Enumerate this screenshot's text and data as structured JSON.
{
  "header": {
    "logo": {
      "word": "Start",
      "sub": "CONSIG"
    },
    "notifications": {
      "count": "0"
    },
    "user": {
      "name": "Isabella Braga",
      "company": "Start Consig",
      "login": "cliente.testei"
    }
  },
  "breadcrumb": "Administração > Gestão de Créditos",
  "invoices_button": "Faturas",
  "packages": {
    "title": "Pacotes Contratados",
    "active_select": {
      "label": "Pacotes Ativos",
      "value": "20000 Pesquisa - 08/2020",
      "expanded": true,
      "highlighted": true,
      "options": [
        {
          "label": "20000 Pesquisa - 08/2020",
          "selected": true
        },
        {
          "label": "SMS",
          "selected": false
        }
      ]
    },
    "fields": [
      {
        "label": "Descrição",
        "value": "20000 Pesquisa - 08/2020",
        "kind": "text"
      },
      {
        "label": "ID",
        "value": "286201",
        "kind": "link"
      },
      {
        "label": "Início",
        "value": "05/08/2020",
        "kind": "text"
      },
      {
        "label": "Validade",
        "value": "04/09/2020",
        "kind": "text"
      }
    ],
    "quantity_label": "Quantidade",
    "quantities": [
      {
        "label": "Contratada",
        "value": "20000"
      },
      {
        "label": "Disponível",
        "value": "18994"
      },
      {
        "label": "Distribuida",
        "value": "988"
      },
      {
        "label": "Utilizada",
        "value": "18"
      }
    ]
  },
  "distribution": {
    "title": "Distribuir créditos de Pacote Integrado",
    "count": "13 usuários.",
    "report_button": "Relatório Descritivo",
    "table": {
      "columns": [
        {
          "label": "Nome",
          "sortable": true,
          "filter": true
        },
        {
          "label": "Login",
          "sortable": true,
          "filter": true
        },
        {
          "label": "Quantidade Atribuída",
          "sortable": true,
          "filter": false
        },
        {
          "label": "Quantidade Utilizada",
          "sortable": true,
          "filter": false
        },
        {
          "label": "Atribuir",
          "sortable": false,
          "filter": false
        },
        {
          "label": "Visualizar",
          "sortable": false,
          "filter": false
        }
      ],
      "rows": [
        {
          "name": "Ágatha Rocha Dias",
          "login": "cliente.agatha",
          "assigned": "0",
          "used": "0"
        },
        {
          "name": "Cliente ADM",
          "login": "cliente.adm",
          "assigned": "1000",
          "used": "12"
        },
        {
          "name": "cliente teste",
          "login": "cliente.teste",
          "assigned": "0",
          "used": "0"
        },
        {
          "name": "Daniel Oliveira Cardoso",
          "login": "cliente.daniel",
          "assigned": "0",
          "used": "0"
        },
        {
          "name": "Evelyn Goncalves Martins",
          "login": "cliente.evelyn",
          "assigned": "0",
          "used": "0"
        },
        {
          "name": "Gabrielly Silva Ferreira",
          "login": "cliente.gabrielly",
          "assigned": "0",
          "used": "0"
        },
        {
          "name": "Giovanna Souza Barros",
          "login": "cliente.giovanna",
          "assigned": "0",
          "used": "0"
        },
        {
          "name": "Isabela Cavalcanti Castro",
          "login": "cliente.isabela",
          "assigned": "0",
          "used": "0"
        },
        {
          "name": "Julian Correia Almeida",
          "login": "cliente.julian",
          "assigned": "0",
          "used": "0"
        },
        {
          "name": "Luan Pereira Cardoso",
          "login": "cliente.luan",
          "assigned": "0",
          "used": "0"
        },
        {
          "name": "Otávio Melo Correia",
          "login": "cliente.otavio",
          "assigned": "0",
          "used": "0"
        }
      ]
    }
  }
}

■ **GOAL**
Return every line exactly.

■ **REPLY**
Enumerate this screenshot's text and data as structured JSON.
{
  "header": {
    "logo": {
      "word": "Start",
      "sub": "CONSIG"
    },
    "notifications": {
      "count": "0"
    },
    "user": {
      "name": "Isabella Braga",
      "company": "Start Consig",
      "login": "cliente.testei"
    }
  },
  "breadcrumb": "Administração > Gestão de Créditos",
  "invoices_button": "Faturas",
  "packages": {
    "title": "Pacotes Contratados",
    "active_select": {
      "label": "Pacotes Ativos",
      "value": "20000 Pesquisa - 08/2020",
      "expanded": true,
      "highlighted": true,
      "options": [
        {
          "label": "20000 Pesquisa - 08/2020",
          "selected": true
        },
        {
          "label": "SMS",
          "selected": false
        }
      ]
    },
    "fields": [
      {
        "label": "Descrição",
        "value": "20000 Pesquisa - 08/2020",
        "kind": "text"
      },
      {
        "label": "ID",
        "value": "286201",
        "kind": "link"
      },
      {
        "label": "Início",
        "value": "05/08/2020",
        "kind": "text"
      },
      {
        "label": "Validade",
        "value": "04/09/2020",
        "kind": "text"
      }
    ],
    "quantity_label": "Quantidade",
    "quantities": [
      {
        "label": "Contratada",
        "value": "20000"
      },
      {
        "label": "Disponível",
        "value": "18994"
      },
      {
        "label": "Distribuida",
        "value": "988"
      },
      {
        "label": "Utilizada",
        "value": "18"
      }
    ]
  },
  "distribution": {
    "title": "Distribuir créditos de Pacote Integrado",
    "count": "13 usuários.",
    "report_button": "Relatório Descritivo",
    "table": {
      "columns": [
        {
          "label": "Nome",
          "sortable": true,
          "filter": true
        },
        {
          "label": "Login",
          "sortable": true,
          "filter": true
        },
        {
          "label": "Quantidade Atribuída",
          "sortable": true,
          "filter": false
        },
        {
          "label": "Quantidade Utilizada",
          "sortable": true,
          "filter": false
        },
        {
          "label": "Atribuir",
          "sortable": false,
          "filter": false
        },
        {
          "label": "Visualizar",
          "sortable": false,
          "filter": false
        }
      ],
      "rows": [
        {
          "name": "Ágatha Rocha Dias",
          "login": "cliente.agatha",
          "assigned": "0",
          "used": "0"
        },
        {
          "name": "Cliente ADM",
          "login": "cliente.adm",
          "assigned": "1000",
          "used": "12"
        },
        {
          "name": "cliente teste",
          "login": "cliente.teste",
          "assigned": "0",
          "used": "0"
        },
        {
          "name": "Daniel Oliveira Cardoso",
          "login": "cliente.daniel",
          "assigned": "0",
          "used": "0"
        },
        {
          "name": "Evelyn Goncalves Martins",
          "login": "cliente.evelyn",
          "assigned": "0",
          "used": "0"
        },
        {
          "name": "Gabrielly Silva Ferreira",
          "login": "cliente.gabrielly",
          "assigned": "0",
          "used": "0"
        },
        {
          "name": "Giovanna Souza Barros",
          "login": "cliente.giovanna",
          "assigned": "0",
          "used": "0"
        },
        {
          "name": "Isabela Cavalcanti Castro",
          "login": "cliente.isabela",
          "assigned": "0",
          "used": "0"
        },
        {
          "name": "Julian Correia Almeida",
          "login": "cliente.julian",
          "assigned": "0",
          "used": "0"
        },
        {
          "name": "Luan Pereira Cardoso",
          "login": "cliente.luan",
          "assigned": "0",
          "used": "0"
        },
        {
          "name": "Otávio Melo Correia",
          "login": "cliente.otavio",
          "assigned": "0",
          "used": "0"
        }
      ]
    }
  }
}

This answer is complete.